» **Short exercise**: Omit the pictures from the entries below and retype everything else exactly.

##############################

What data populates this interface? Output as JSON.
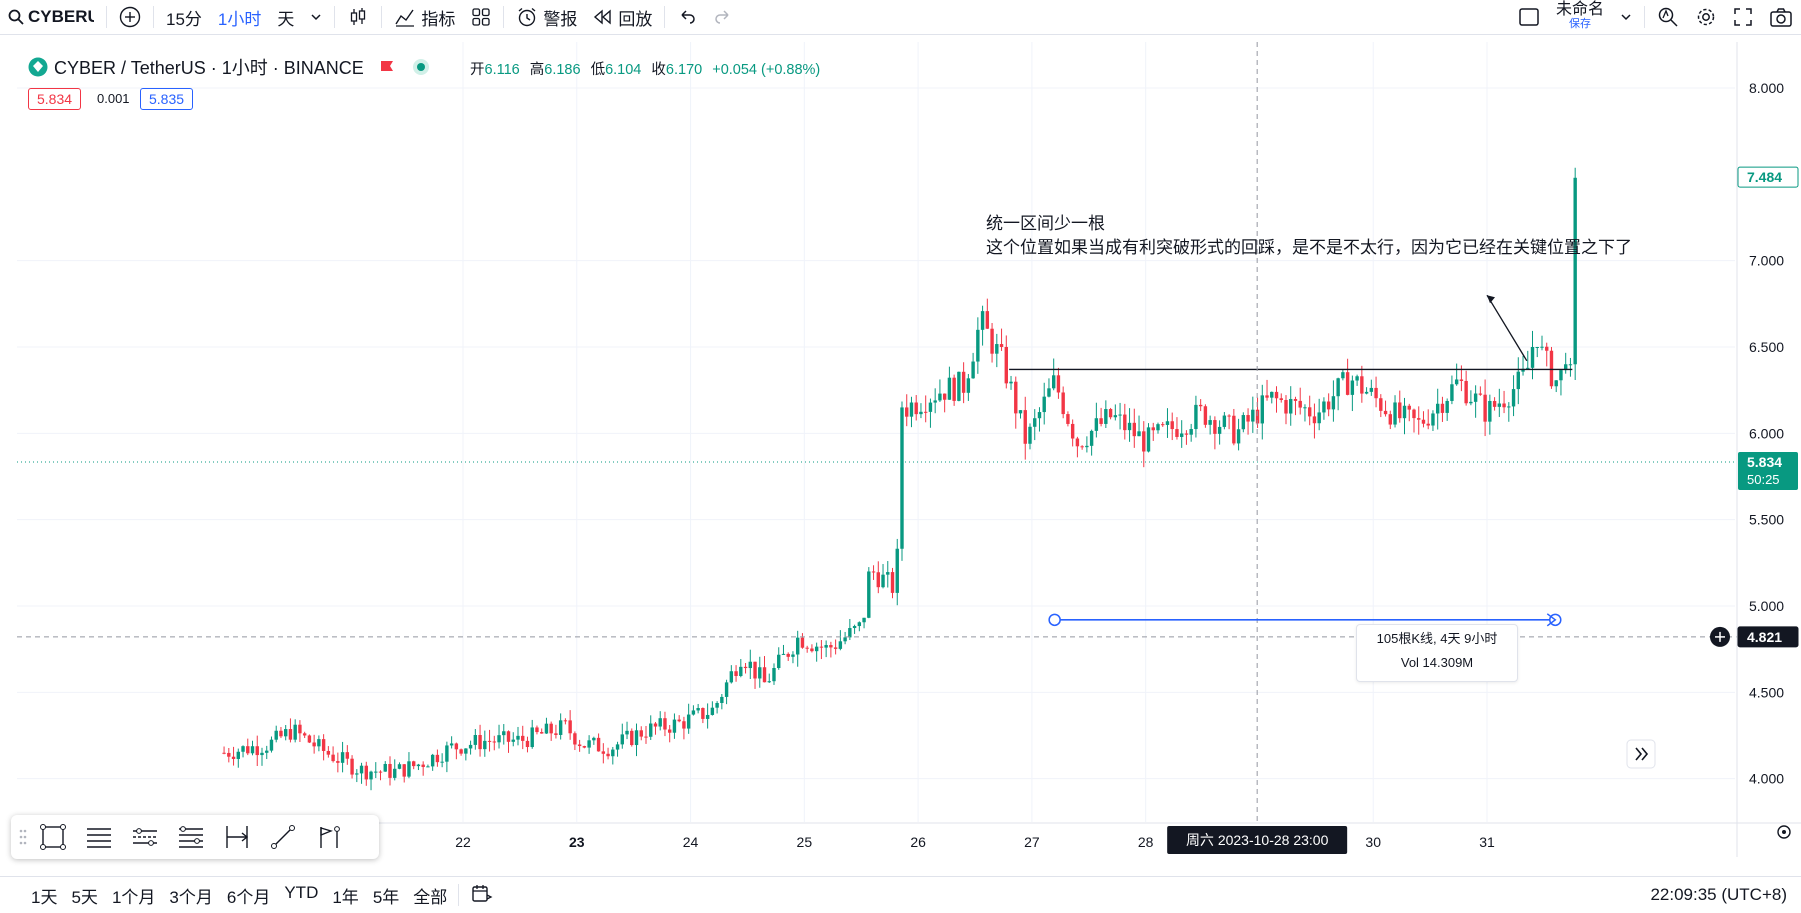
{
  "toolbar": {
    "symbol": "CYBERUSI",
    "interval_15m": "15分",
    "interval_1h": "1小时",
    "interval_day": "天",
    "indicators": "指标",
    "alert": "警报",
    "replay": "回放",
    "layout_name": "未命名",
    "save_label": "保存"
  },
  "legend": {
    "title": "CYBER / TetherUS · 1小时 · BINANCE",
    "open_label": "开",
    "open": "6.116",
    "high_label": "高",
    "high": "6.186",
    "low_label": "低",
    "low": "6.104",
    "close_label": "收",
    "close": "6.170",
    "change": "+0.054 (+0.88%)",
    "bid": "5.834",
    "spread": "0.001",
    "ask": "5.835"
  },
  "annotation": {
    "line1": "统一区间少一根",
    "line2": "这个位置如果当成有利突破形式的回踩，是不是不太行，因为它已经在关键位置之下了"
  },
  "measure": {
    "bars": "105根K线, 4天 9小时",
    "vol": "Vol 14.309M"
  },
  "crosshair_label": "周六 2023-10-28   23:00",
  "price_labels": {
    "last": "7.484",
    "current": "5.834",
    "countdown": "50:25",
    "crosshair": "4.821"
  },
  "bottombar": {
    "ranges": [
      "1天",
      "5天",
      "1个月",
      "3个月",
      "6个月",
      "YTD",
      "1年",
      "5年",
      "全部"
    ],
    "clock": "22:09:35 (UTC+8)"
  },
  "colors": {
    "up": "#089981",
    "down": "#f23645",
    "accent": "#2962ff"
  },
  "chart_data": {
    "type": "candlestick",
    "title": "CYBER / TetherUS · 1小时 · BINANCE",
    "x_ticks": [
      "22",
      "23",
      "24",
      "25",
      "26",
      "27",
      "28",
      "30",
      "31"
    ],
    "y_ticks": [
      "8.000",
      "7.000",
      "6.500",
      "6.000",
      "5.500",
      "5.000",
      "4.500",
      "4.000"
    ],
    "ylim": [
      3.75,
      8.05
    ],
    "x_tick_positions_day": [
      22,
      23,
      24,
      25,
      26,
      27,
      28,
      30,
      31
    ],
    "horizontal_level": 6.37,
    "crosshair_price": 4.821,
    "current_price": 5.834,
    "path": [
      {
        "day": 19.9,
        "price": 4.15
      },
      {
        "day": 20.3,
        "price": 4.2
      },
      {
        "day": 20.5,
        "price": 4.28
      },
      {
        "day": 20.8,
        "price": 4.15
      },
      {
        "day": 21.1,
        "price": 4.05
      },
      {
        "day": 21.4,
        "price": 4.04
      },
      {
        "day": 21.6,
        "price": 4.08
      },
      {
        "day": 21.9,
        "price": 4.18
      },
      {
        "day": 22.2,
        "price": 4.22
      },
      {
        "day": 22.5,
        "price": 4.22
      },
      {
        "day": 22.9,
        "price": 4.3
      },
      {
        "day": 23.05,
        "price": 4.2
      },
      {
        "day": 23.3,
        "price": 4.18
      },
      {
        "day": 23.6,
        "price": 4.28
      },
      {
        "day": 23.9,
        "price": 4.32
      },
      {
        "day": 24.2,
        "price": 4.4
      },
      {
        "day": 24.45,
        "price": 4.72
      },
      {
        "day": 24.65,
        "price": 4.55
      },
      {
        "day": 24.95,
        "price": 4.82
      },
      {
        "day": 25.2,
        "price": 4.75
      },
      {
        "day": 25.5,
        "price": 4.88
      },
      {
        "day": 25.6,
        "price": 5.2
      },
      {
        "day": 25.8,
        "price": 5.1
      },
      {
        "day": 25.9,
        "price": 6.15
      },
      {
        "day": 26.2,
        "price": 6.25
      },
      {
        "day": 26.4,
        "price": 6.28
      },
      {
        "day": 26.55,
        "price": 6.65
      },
      {
        "day": 26.75,
        "price": 6.4
      },
      {
        "day": 26.95,
        "price": 5.95
      },
      {
        "day": 27.2,
        "price": 6.3
      },
      {
        "day": 27.4,
        "price": 5.95
      },
      {
        "day": 27.7,
        "price": 6.1
      },
      {
        "day": 28.0,
        "price": 5.95
      },
      {
        "day": 28.5,
        "price": 6.12
      },
      {
        "day": 28.8,
        "price": 6.0
      },
      {
        "day": 29.1,
        "price": 6.2
      },
      {
        "day": 29.5,
        "price": 6.12
      },
      {
        "day": 29.8,
        "price": 6.32
      },
      {
        "day": 30.2,
        "price": 6.1
      },
      {
        "day": 30.4,
        "price": 6.05
      },
      {
        "day": 30.75,
        "price": 6.3
      },
      {
        "day": 31.0,
        "price": 6.12
      },
      {
        "day": 31.3,
        "price": 6.3
      },
      {
        "day": 31.45,
        "price": 6.5
      },
      {
        "day": 31.6,
        "price": 6.3
      },
      {
        "day": 31.75,
        "price": 6.4
      },
      {
        "day": 31.8,
        "price": 7.48
      }
    ]
  }
}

##############################

» **Answer below**:
What data populates this interface? Output as JSON.
{
  "toolbar": {
    "symbol": "CYBERUSI",
    "interval_15m": "15分",
    "interval_1h": "1小时",
    "interval_day": "天",
    "indicators": "指标",
    "alert": "警报",
    "replay": "回放",
    "layout_name": "未命名",
    "save_label": "保存"
  },
  "legend": {
    "title": "CYBER / TetherUS · 1小时 · BINANCE",
    "open_label": "开",
    "open": "6.116",
    "high_label": "高",
    "high": "6.186",
    "low_label": "低",
    "low": "6.104",
    "close_label": "收",
    "close": "6.170",
    "change": "+0.054 (+0.88%)",
    "bid": "5.834",
    "spread": "0.001",
    "ask": "5.835"
  },
  "annotation": {
    "line1": "统一区间少一根",
    "line2": "这个位置如果当成有利突破形式的回踩，是不是不太行，因为它已经在关键位置之下了"
  },
  "measure": {
    "bars": "105根K线, 4天 9小时",
    "vol": "Vol 14.309M"
  },
  "crosshair_label": "周六 2023-10-28   23:00",
  "price_labels": {
    "last": "7.484",
    "current": "5.834",
    "countdown": "50:25",
    "crosshair": "4.821"
  },
  "bottombar": {
    "ranges": [
      "1天",
      "5天",
      "1个月",
      "3个月",
      "6个月",
      "YTD",
      "1年",
      "5年",
      "全部"
    ],
    "clock": "22:09:35 (UTC+8)"
  },
  "colors": {
    "up": "#089981",
    "down": "#f23645",
    "accent": "#2962ff"
  },
  "chart_data": {
    "type": "candlestick",
    "title": "CYBER / TetherUS · 1小时 · BINANCE",
    "x_ticks": [
      "22",
      "23",
      "24",
      "25",
      "26",
      "27",
      "28",
      "30",
      "31"
    ],
    "y_ticks": [
      "8.000",
      "7.000",
      "6.500",
      "6.000",
      "5.500",
      "5.000",
      "4.500",
      "4.000"
    ],
    "ylim": [
      3.75,
      8.05
    ],
    "x_tick_positions_day": [
      22,
      23,
      24,
      25,
      26,
      27,
      28,
      30,
      31
    ],
    "horizontal_level": 6.37,
    "crosshair_price": 4.821,
    "current_price": 5.834,
    "path": [
      {
        "day": 19.9,
        "price": 4.15
      },
      {
        "day": 20.3,
        "price": 4.2
      },
      {
        "day": 20.5,
        "price": 4.28
      },
      {
        "day": 20.8,
        "price": 4.15
      },
      {
        "day": 21.1,
        "price": 4.05
      },
      {
        "day": 21.4,
        "price": 4.04
      },
      {
        "day": 21.6,
        "price": 4.08
      },
      {
        "day": 21.9,
        "price": 4.18
      },
      {
        "day": 22.2,
        "price": 4.22
      },
      {
        "day": 22.5,
        "price": 4.22
      },
      {
        "day": 22.9,
        "price": 4.3
      },
      {
        "day": 23.05,
        "price": 4.2
      },
      {
        "day": 23.3,
        "price": 4.18
      },
      {
        "day": 23.6,
        "price": 4.28
      },
      {
        "day": 23.9,
        "price": 4.32
      },
      {
        "day": 24.2,
        "price": 4.4
      },
      {
        "day": 24.45,
        "price": 4.72
      },
      {
        "day": 24.65,
        "price": 4.55
      },
      {
        "day": 24.95,
        "price": 4.82
      },
      {
        "day": 25.2,
        "price": 4.75
      },
      {
        "day": 25.5,
        "price": 4.88
      },
      {
        "day": 25.6,
        "price": 5.2
      },
      {
        "day": 25.8,
        "price": 5.1
      },
      {
        "day": 25.9,
        "price": 6.15
      },
      {
        "day": 26.2,
        "price": 6.25
      },
      {
        "day": 26.4,
        "price": 6.28
      },
      {
        "day": 26.55,
        "price": 6.65
      },
      {
        "day": 26.75,
        "price": 6.4
      },
      {
        "day": 26.95,
        "price": 5.95
      },
      {
        "day": 27.2,
        "price": 6.3
      },
      {
        "day": 27.4,
        "price": 5.95
      },
      {
        "day": 27.7,
        "price": 6.1
      },
      {
        "day": 28.0,
        "price": 5.95
      },
      {
        "day": 28.5,
        "price": 6.12
      },
      {
        "day": 28.8,
        "price": 6.0
      },
      {
        "day": 29.1,
        "price": 6.2
      },
      {
        "day": 29.5,
        "price": 6.12
      },
      {
        "day": 29.8,
        "price": 6.32
      },
      {
        "day": 30.2,
        "price": 6.1
      },
      {
        "day": 30.4,
        "price": 6.05
      },
      {
        "day": 30.75,
        "price": 6.3
      },
      {
        "day": 31.0,
        "price": 6.12
      },
      {
        "day": 31.3,
        "price": 6.3
      },
      {
        "day": 31.45,
        "price": 6.5
      },
      {
        "day": 31.6,
        "price": 6.3
      },
      {
        "day": 31.75,
        "price": 6.4
      },
      {
        "day": 31.8,
        "price": 7.48
      }
    ]
  }
}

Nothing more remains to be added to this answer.